┌──
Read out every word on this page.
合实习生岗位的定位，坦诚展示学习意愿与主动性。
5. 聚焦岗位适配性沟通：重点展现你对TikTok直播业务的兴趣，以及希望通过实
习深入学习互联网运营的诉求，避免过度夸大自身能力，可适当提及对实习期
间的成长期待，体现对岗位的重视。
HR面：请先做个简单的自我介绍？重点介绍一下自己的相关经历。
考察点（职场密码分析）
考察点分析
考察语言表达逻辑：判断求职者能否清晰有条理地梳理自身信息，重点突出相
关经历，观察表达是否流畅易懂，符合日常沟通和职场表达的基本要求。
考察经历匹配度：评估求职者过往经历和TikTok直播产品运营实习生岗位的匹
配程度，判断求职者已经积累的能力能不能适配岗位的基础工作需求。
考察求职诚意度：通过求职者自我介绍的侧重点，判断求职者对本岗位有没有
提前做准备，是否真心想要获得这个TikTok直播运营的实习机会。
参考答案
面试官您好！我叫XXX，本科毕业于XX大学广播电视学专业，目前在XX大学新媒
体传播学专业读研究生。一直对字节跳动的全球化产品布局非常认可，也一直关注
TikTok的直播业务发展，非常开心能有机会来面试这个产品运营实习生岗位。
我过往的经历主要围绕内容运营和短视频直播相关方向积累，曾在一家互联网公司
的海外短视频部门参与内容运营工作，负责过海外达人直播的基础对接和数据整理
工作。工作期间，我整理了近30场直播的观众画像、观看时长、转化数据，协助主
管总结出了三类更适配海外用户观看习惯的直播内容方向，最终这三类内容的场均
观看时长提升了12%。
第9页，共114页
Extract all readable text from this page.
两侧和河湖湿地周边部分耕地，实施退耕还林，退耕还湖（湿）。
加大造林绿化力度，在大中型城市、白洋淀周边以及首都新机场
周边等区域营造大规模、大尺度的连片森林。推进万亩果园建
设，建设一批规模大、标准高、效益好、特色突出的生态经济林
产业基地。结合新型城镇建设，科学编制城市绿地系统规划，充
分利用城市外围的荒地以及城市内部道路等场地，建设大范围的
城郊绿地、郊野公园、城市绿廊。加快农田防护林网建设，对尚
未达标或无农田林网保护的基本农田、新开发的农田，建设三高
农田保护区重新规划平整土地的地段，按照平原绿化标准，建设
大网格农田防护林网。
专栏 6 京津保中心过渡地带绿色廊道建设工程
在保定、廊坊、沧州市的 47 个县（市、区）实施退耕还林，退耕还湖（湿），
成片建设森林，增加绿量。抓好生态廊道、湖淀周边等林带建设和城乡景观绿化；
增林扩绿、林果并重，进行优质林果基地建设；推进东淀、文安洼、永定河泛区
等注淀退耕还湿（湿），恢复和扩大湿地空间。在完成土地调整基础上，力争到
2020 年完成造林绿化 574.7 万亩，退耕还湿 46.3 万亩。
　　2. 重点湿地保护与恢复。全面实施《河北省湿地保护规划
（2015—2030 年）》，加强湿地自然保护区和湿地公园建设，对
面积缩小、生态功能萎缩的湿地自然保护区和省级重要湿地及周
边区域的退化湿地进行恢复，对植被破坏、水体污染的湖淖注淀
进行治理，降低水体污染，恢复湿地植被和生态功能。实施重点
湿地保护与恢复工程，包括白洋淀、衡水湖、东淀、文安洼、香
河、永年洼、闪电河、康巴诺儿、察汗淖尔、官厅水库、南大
└──
**WHAT THE TASK ASKS:** Extract the complete listing verbatim.

**SOLVED PROBLEM:**
Read out every word on this page.
合实习生岗位的定位，坦诚展示学习意愿与主动性。
5. 聚焦岗位适配性沟通：重点展现你对TikTok直播业务的兴趣，以及希望通过实
习深入学习互联网运营的诉求，避免过度夸大自身能力，可适当提及对实习期
间的成长期待，体现对岗位的重视。
HR面：请先做个简单的自我介绍？重点介绍一下自己的相关经历。
考察点（职场密码分析）
考察点分析
考察语言表达逻辑：判断求职者能否清晰有条理地梳理自身信息，重点突出相
关经历，观察表达是否流畅易懂，符合日常沟通和职场表达的基本要求。
考察经历匹配度：评估求职者过往经历和TikTok直播产品运营实习生岗位的匹
配程度，判断求职者已经积累的能力能不能适配岗位的基础工作需求。
考察求职诚意度：通过求职者自我介绍的侧重点，判断求职者对本岗位有没有
提前做准备，是否真心想要获得这个TikTok直播运营的实习机会。
参考答案
面试官您好！我叫XXX，本科毕业于XX大学广播电视学专业，目前在XX大学新媒
体传播学专业读研究生。一直对字节跳动的全球化产品布局非常认可，也一直关注
TikTok的直播业务发展，非常开心能有机会来面试这个产品运营实习生岗位。
我过往的经历主要围绕内容运营和短视频直播相关方向积累，曾在一家互联网公司
的海外短视频部门参与内容运营工作，负责过海外达人直播的基础对接和数据整理
工作。工作期间，我整理了近30场直播的观众画像、观看时长、转化数据，协助主
管总结出了三类更适配海外用户观看习惯的直播内容方向，最终这三类内容的场均
观看时长提升了12%。
第9页，共114页
Extract all readable text from this page.
两侧和河湖湿地周边部分耕地，实施退耕还林，退耕还湖（湿）。
加大造林绿化力度，在大中型城市、白洋淀周边以及首都新机场
周边等区域营造大规模、大尺度的连片森林。推进万亩果园建
设，建设一批规模大、标准高、效益好、特色突出的生态经济林
产业基地。结合新型城镇建设，科学编制城市绿地系统规划，充
分利用城市外围的荒地以及城市内部道路等场地，建设大范围的
城郊绿地、郊野公园、城市绿廊。加快农田防护林网建设，对尚
未达标或无农田林网保护的基本农田、新开发的农田，建设三高
农田保护区重新规划平整土地的地段，按照平原绿化标准，建设
大网格农田防护林网。
专栏 6 京津保中心过渡地带绿色廊道建设工程
在保定、廊坊、沧州市的 47 个县（市、区）实施退耕还林，退耕还湖（湿），
成片建设森林，增加绿量。抓好生态廊道、湖淀周边等林带建设和城乡景观绿化；
增林扩绿、林果并重，进行优质林果基地建设；推进东淀、文安洼、永定河泛区
等注淀退耕还湿（湿），恢复和扩大湿地空间。在完成土地调整基础上，力争到
2020 年完成造林绿化 574.7 万亩，退耕还湿 46.3 万亩。
　　2. 重点湿地保护与恢复。全面实施《河北省湿地保护规划
（2015—2030 年）》，加强湿地自然保护区和湿地公园建设，对
面积缩小、生态功能萎缩的湿地自然保护区和省级重要湿地及周
边区域的退化湿地进行恢复，对植被破坏、水体污染的湖淖注淀
进行治理，降低水体污染，恢复湿地植被和生态功能。实施重点
湿地保护与恢复工程，包括白洋淀、衡水湖、东淀、文安洼、香
河、永年洼、闪电河、康巴诺儿、察汗淖尔、官厅水库、南大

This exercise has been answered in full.